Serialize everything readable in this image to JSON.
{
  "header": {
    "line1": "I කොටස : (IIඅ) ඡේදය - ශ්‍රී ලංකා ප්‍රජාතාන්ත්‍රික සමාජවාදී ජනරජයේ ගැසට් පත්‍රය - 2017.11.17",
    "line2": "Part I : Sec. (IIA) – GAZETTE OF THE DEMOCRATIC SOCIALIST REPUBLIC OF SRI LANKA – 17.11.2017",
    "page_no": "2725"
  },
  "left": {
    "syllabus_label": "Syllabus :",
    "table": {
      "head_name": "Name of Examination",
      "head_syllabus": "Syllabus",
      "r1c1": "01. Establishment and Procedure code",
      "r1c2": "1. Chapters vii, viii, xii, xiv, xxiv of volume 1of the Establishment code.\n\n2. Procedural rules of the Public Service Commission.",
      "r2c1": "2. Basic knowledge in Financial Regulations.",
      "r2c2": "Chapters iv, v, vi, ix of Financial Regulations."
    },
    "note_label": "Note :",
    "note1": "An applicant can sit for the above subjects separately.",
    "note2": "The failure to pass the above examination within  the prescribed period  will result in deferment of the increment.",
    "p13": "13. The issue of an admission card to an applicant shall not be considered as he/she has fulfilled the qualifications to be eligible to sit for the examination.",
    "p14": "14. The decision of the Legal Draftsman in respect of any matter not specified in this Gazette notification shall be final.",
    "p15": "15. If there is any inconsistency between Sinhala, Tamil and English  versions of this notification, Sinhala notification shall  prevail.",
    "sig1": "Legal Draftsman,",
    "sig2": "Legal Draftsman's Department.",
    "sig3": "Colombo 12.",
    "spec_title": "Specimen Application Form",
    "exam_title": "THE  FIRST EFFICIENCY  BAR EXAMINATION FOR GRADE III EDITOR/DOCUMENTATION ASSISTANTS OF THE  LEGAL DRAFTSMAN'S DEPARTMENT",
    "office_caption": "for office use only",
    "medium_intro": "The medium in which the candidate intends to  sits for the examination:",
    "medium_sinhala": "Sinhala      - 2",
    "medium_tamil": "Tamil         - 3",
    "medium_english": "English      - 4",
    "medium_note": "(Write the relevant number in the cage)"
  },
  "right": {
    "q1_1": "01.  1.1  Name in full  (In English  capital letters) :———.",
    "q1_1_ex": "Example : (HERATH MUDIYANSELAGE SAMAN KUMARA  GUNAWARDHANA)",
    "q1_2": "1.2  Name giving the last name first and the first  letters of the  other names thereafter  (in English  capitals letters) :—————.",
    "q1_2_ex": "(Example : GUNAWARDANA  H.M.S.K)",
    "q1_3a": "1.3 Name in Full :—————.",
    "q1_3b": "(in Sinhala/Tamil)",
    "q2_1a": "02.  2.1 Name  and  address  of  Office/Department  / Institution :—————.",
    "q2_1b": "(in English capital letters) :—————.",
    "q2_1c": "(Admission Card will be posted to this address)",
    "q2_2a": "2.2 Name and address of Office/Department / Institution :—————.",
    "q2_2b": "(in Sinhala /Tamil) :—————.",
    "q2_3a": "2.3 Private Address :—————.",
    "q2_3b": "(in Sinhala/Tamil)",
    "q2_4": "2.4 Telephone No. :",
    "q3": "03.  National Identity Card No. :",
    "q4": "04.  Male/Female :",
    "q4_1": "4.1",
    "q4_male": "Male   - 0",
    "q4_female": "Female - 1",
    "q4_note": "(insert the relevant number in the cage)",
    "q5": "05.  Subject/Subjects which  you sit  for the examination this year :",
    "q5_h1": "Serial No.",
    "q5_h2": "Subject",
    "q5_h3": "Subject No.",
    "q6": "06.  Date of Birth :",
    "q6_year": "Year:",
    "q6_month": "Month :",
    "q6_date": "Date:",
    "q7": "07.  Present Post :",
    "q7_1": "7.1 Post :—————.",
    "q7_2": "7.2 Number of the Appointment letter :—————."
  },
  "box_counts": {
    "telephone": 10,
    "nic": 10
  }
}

TASK INSTRUCTIONS: State how many lines of the listing above hold the word "Syllabus", with nothing but the number.

PROBLEM SOLUTION: 2